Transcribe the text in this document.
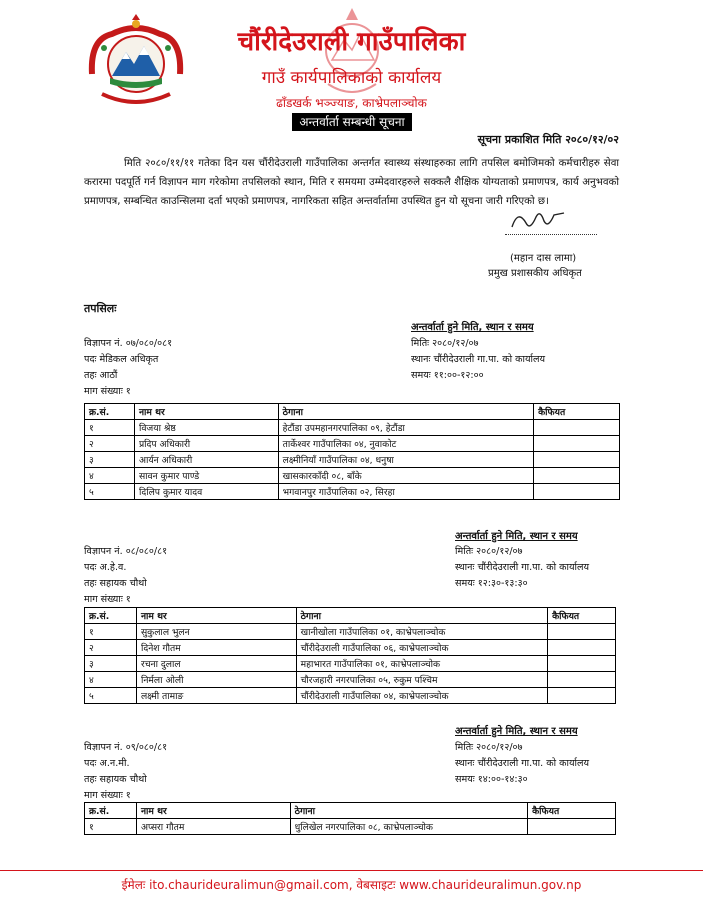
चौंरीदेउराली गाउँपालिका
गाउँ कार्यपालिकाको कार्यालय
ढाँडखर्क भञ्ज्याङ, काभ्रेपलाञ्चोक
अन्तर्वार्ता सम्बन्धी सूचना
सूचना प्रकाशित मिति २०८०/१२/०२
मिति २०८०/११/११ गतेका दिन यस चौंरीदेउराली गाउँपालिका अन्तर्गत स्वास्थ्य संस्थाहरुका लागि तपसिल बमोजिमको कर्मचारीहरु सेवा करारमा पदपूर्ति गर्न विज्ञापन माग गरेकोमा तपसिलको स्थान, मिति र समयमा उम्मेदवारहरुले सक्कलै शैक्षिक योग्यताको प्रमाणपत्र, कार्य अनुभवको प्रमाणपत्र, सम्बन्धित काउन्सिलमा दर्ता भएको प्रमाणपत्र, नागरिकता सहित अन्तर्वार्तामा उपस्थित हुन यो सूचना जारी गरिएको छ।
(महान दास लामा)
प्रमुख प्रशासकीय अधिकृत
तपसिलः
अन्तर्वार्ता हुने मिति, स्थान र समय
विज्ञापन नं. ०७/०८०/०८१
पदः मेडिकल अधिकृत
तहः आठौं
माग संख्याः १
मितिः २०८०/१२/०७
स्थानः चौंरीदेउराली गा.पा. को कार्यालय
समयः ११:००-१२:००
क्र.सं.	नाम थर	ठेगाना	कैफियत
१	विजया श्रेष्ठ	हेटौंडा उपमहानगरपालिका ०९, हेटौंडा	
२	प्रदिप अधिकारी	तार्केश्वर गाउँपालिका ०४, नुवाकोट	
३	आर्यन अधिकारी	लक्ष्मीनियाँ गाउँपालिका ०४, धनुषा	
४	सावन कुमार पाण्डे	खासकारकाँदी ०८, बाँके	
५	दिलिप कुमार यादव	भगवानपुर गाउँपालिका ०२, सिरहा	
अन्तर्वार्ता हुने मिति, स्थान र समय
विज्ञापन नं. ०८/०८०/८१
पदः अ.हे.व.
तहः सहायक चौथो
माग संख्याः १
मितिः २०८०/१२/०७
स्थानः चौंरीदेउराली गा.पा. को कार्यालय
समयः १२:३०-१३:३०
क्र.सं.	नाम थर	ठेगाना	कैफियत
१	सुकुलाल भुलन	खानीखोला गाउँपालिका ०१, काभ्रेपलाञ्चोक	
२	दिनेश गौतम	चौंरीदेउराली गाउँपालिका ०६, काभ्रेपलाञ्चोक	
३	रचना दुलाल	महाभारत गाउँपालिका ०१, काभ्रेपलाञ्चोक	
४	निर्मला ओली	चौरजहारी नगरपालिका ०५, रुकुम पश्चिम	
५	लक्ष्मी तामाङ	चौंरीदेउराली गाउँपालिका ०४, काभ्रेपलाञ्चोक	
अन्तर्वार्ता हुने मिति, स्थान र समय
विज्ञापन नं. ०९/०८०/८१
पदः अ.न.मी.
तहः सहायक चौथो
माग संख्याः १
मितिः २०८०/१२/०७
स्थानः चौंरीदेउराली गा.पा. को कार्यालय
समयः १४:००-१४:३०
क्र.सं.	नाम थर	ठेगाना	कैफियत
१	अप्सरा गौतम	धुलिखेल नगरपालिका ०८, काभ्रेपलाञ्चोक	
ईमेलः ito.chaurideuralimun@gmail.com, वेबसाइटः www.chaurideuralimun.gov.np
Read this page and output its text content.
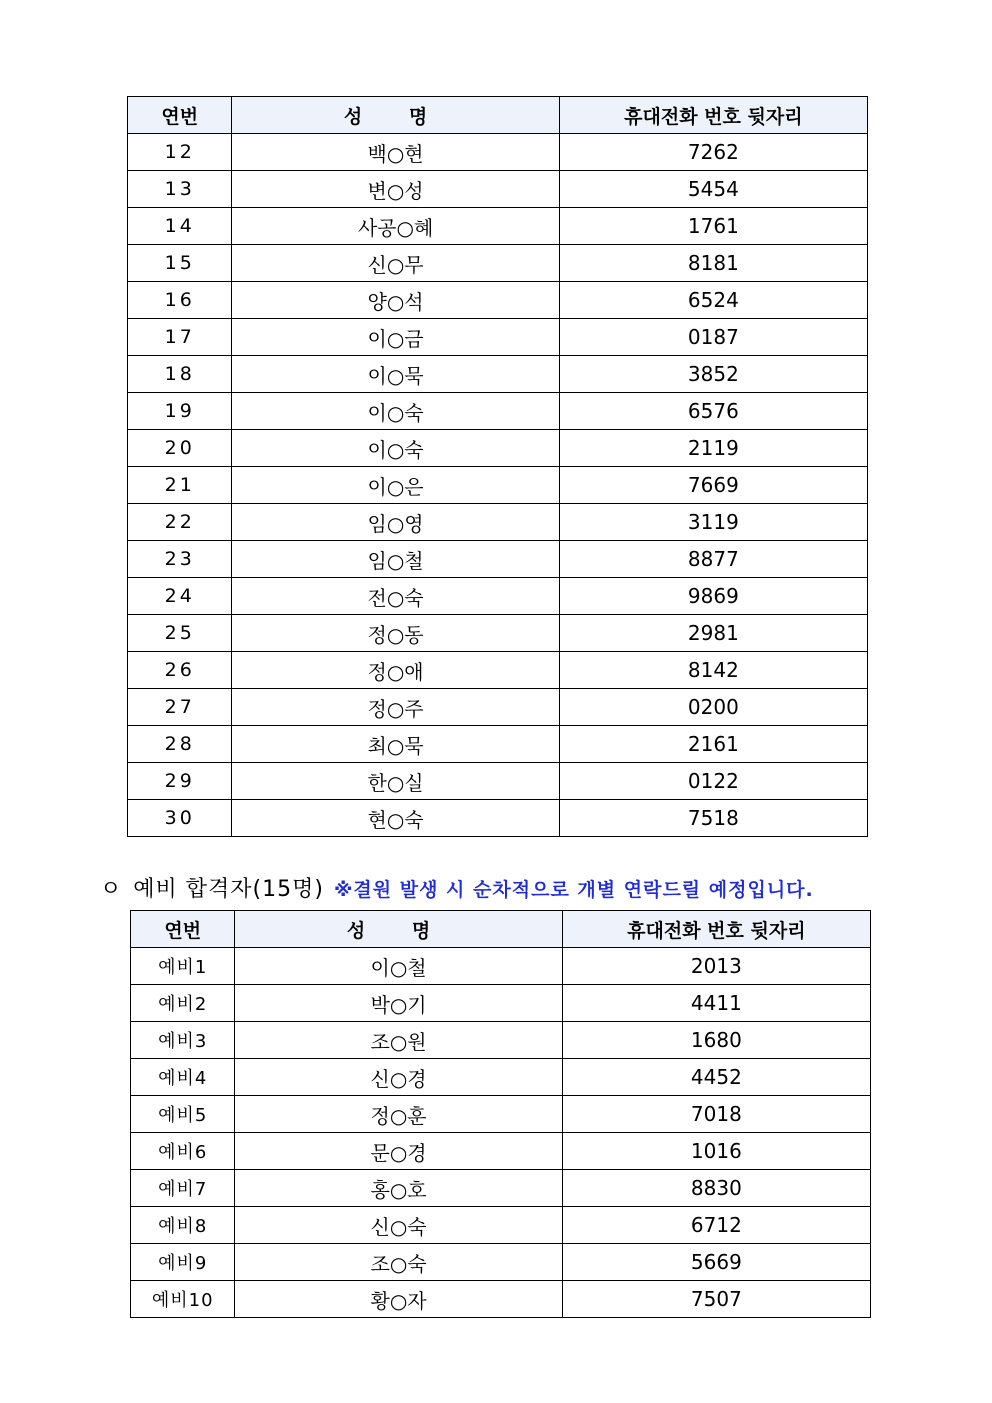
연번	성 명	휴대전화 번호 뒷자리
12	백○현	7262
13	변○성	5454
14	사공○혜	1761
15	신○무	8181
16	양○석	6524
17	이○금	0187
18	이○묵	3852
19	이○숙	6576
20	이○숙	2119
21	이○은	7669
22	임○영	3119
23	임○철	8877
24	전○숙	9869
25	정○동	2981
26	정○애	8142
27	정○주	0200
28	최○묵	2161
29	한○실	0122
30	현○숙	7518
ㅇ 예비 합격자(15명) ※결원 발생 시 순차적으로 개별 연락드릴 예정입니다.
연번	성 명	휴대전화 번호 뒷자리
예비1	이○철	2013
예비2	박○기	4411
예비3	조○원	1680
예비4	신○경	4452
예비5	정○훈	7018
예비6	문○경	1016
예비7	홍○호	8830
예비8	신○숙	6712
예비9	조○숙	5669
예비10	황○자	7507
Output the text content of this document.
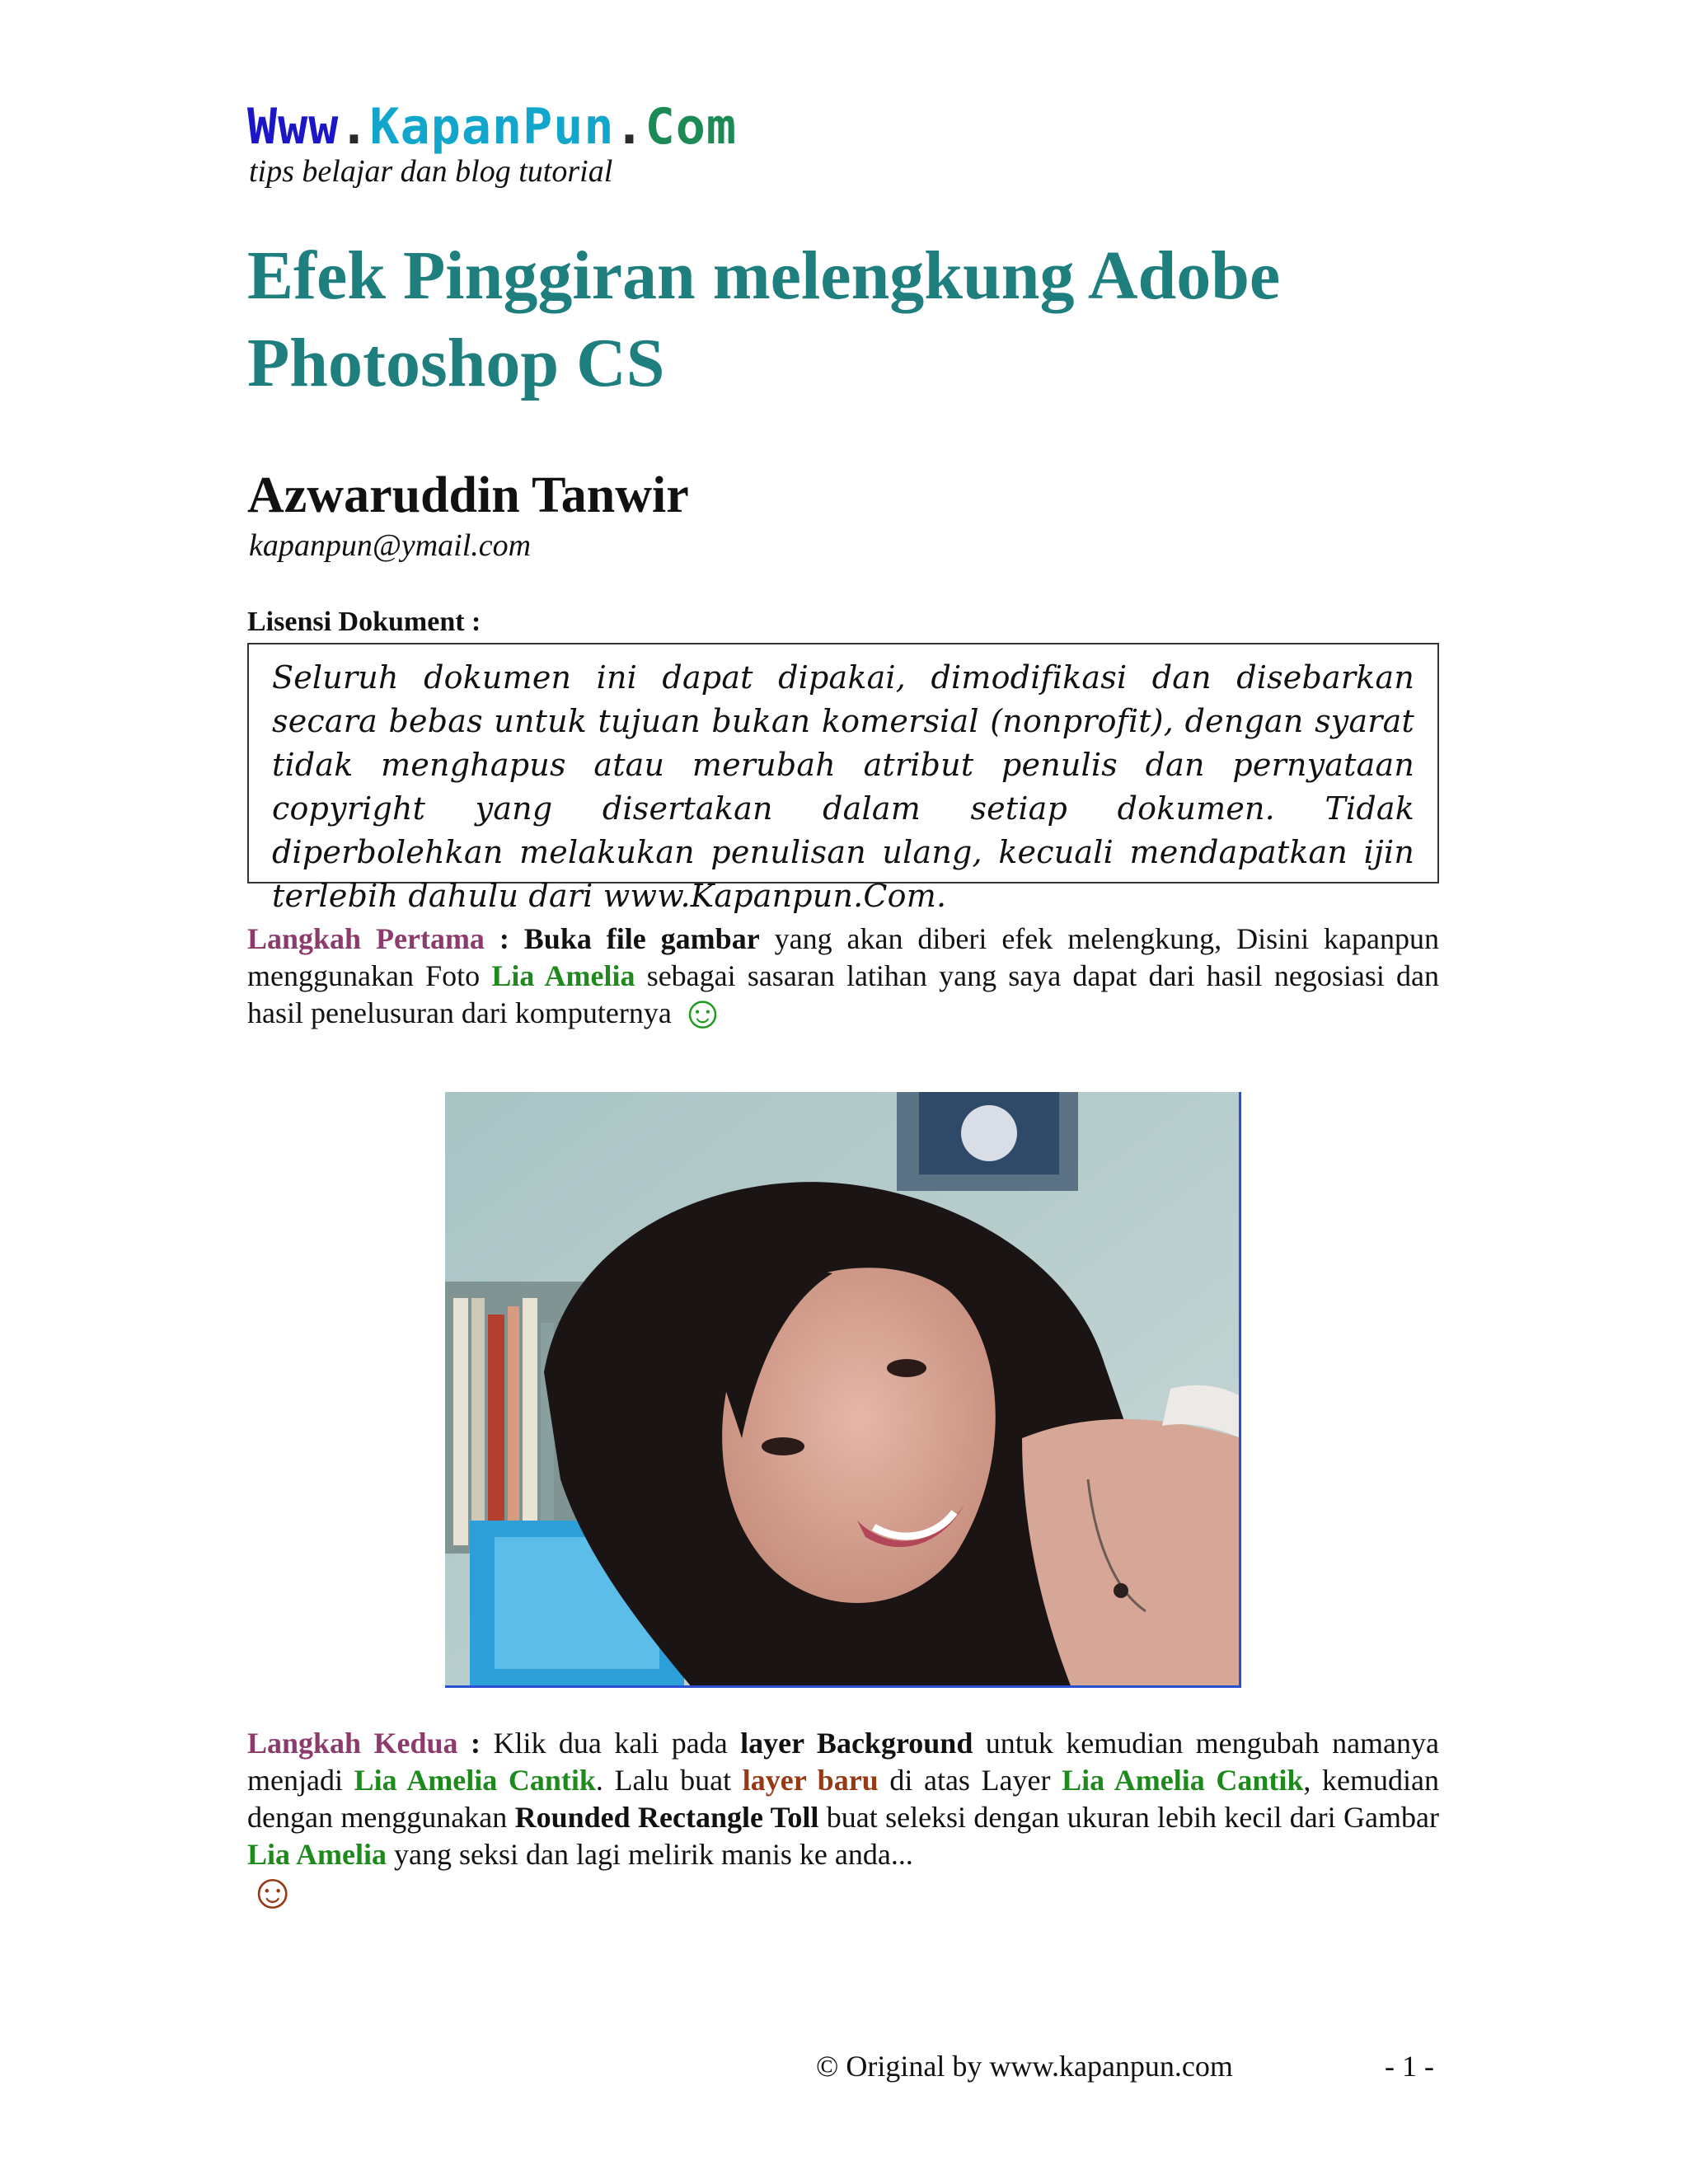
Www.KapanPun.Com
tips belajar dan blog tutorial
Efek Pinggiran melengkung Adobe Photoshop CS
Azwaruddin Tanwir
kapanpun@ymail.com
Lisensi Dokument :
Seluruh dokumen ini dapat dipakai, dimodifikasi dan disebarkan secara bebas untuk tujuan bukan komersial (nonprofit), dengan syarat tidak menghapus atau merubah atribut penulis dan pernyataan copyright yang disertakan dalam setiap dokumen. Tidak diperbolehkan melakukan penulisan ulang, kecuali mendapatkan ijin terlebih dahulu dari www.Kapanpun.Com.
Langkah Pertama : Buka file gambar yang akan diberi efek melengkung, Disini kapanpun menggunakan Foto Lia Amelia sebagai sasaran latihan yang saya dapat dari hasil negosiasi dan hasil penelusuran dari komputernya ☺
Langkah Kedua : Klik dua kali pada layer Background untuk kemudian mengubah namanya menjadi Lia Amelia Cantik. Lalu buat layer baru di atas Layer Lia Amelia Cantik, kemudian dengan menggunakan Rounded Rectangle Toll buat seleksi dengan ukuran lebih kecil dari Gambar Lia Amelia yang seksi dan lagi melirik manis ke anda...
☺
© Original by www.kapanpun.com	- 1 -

• **The task**:
All of the entries above should be duplicated exactly, except for the pictures.

• **Answer below**:
Transcribe the text in this document.
चौंरीदेउराली गाउँपालिका
गाउँ कार्यपालिकाको कार्यालय
ढाँडखर्क भञ्ज्याङ, काभ्रेपलाञ्चोक
अन्तर्वार्ता सम्बन्धी सूचना
सूचना प्रकाशित मिति २०८०/१२/०२
मिति २०८०/११/११ गतेका दिन यस चौंरीदेउराली गाउँपालिका अन्तर्गत स्वास्थ्य संस्थाहरुका लागि तपसिल बमोजिमको कर्मचारीहरु सेवा करारमा पदपूर्ति गर्न विज्ञापन माग गरेकोमा तपसिलको स्थान, मिति र समयमा उम्मेदवारहरुले सक्कलै शैक्षिक योग्यताको प्रमाणपत्र, कार्य अनुभवको प्रमाणपत्र, सम्बन्धित काउन्सिलमा दर्ता भएको प्रमाणपत्र, नागरिकता सहित अन्तर्वार्तामा उपस्थित हुन यो सूचना जारी गरिएको छ।
(महान दास लामा)
प्रमुख प्रशासकीय अधिकृत
तपसिलः
अन्तर्वार्ता हुने मिति, स्थान र समय
विज्ञापन नं. ०७/०८०/०८१
पदः मेडिकल अधिकृत
तहः आठौं
माग संख्याः १
मितिः २०८०/१२/०७
स्थानः चौंरीदेउराली गा.पा. को कार्यालय
समयः ११:००-१२:००
क्र.सं.	नाम थर	ठेगाना	कैफियत
१	विजया श्रेष्ठ	हेटौंडा उपमहानगरपालिका ०९, हेटौंडा	
२	प्रदिप अधिकारी	तार्केश्वर गाउँपालिका ०४, नुवाकोट	
३	आर्यन अधिकारी	लक्ष्मीनियाँ गाउँपालिका ०४, धनुषा	
४	सावन कुमार पाण्डे	खासकारकाँदी ०८, बाँके	
५	दिलिप कुमार यादव	भगवानपुर गाउँपालिका ०२, सिरहा	
अन्तर्वार्ता हुने मिति, स्थान र समय
विज्ञापन नं. ०८/०८०/८१
पदः अ.हे.व.
तहः सहायक चौथो
माग संख्याः १
मितिः २०८०/१२/०७
स्थानः चौंरीदेउराली गा.पा. को कार्यालय
समयः १२:३०-१३:३०
क्र.सं.	नाम थर	ठेगाना	कैफियत
१	सुकुलाल भुलन	खानीखोला गाउँपालिका ०१, काभ्रेपलाञ्चोक	
२	दिनेश गौतम	चौंरीदेउराली गाउँपालिका ०६, काभ्रेपलाञ्चोक	
३	रचना दुलाल	महाभारत गाउँपालिका ०१, काभ्रेपलाञ्चोक	
४	निर्मला ओली	चौरजहारी नगरपालिका ०५, रुकुम पश्चिम	
५	लक्ष्मी तामाङ	चौंरीदेउराली गाउँपालिका ०४, काभ्रेपलाञ्चोक	
अन्तर्वार्ता हुने मिति, स्थान र समय
विज्ञापन नं. ०९/०८०/८१
पदः अ.न.मी.
तहः सहायक चौथो
माग संख्याः १
मितिः २०८०/१२/०७
स्थानः चौंरीदेउराली गा.पा. को कार्यालय
समयः १४:००-१४:३०
क्र.सं.	नाम थर	ठेगाना	कैफियत
१	अप्सरा गौतम	धुलिखेल नगरपालिका ०८, काभ्रेपलाञ्चोक	
ईमेलः ito.chaurideuralimun@gmail.com, वेबसाइटः www.chaurideuralimun.gov.np
Read this page and output its text content.
연번	성 명	휴대전화 번호 뒷자리
12	백○현	7262
13	변○성	5454
14	사공○혜	1761
15	신○무	8181
16	양○석	6524
17	이○금	0187
18	이○묵	3852
19	이○숙	6576
20	이○숙	2119
21	이○은	7669
22	임○영	3119
23	임○철	8877
24	전○숙	9869
25	정○동	2981
26	정○애	8142
27	정○주	0200
28	최○묵	2161
29	한○실	0122
30	현○숙	7518
ㅇ 예비 합격자(15명) ※결원 발생 시 순차적으로 개별 연락드릴 예정입니다.
연번	성 명	휴대전화 번호 뒷자리
예비1	이○철	2013
예비2	박○기	4411
예비3	조○원	1680
예비4	신○경	4452
예비5	정○훈	7018
예비6	문○경	1016
예비7	홍○호	8830
예비8	신○숙	6712
예비9	조○숙	5669
예비10	황○자	7507
Output the text content of this document.
Www.KapanPun.Com
tips belajar dan blog tutorial
Efek Pinggiran melengkung Adobe Photoshop CS
Azwaruddin Tanwir
kapanpun@ymail.com
Lisensi Dokument :
Seluruh dokumen ini dapat dipakai, dimodifikasi dan disebarkan secara bebas untuk tujuan bukan komersial (nonprofit), dengan syarat tidak menghapus atau merubah atribut penulis dan pernyataan copyright yang disertakan dalam setiap dokumen. Tidak diperbolehkan melakukan penulisan ulang, kecuali mendapatkan ijin terlebih dahulu dari www.Kapanpun.Com.
Langkah Pertama : Buka file gambar yang akan diberi efek melengkung, Disini kapanpun menggunakan Foto Lia Amelia sebagai sasaran latihan yang saya dapat dari hasil negosiasi dan hasil penelusuran dari komputernya ☺
Langkah Kedua : Klik dua kali pada layer Background untuk kemudian mengubah namanya menjadi Lia Amelia Cantik. Lalu buat layer baru di atas Layer Lia Amelia Cantik, kemudian dengan menggunakan Rounded Rectangle Toll buat seleksi dengan ukuran lebih kecil dari Gambar Lia Amelia yang seksi dan lagi melirik manis ke anda...
☺
© Original by www.kapanpun.com	- 1 -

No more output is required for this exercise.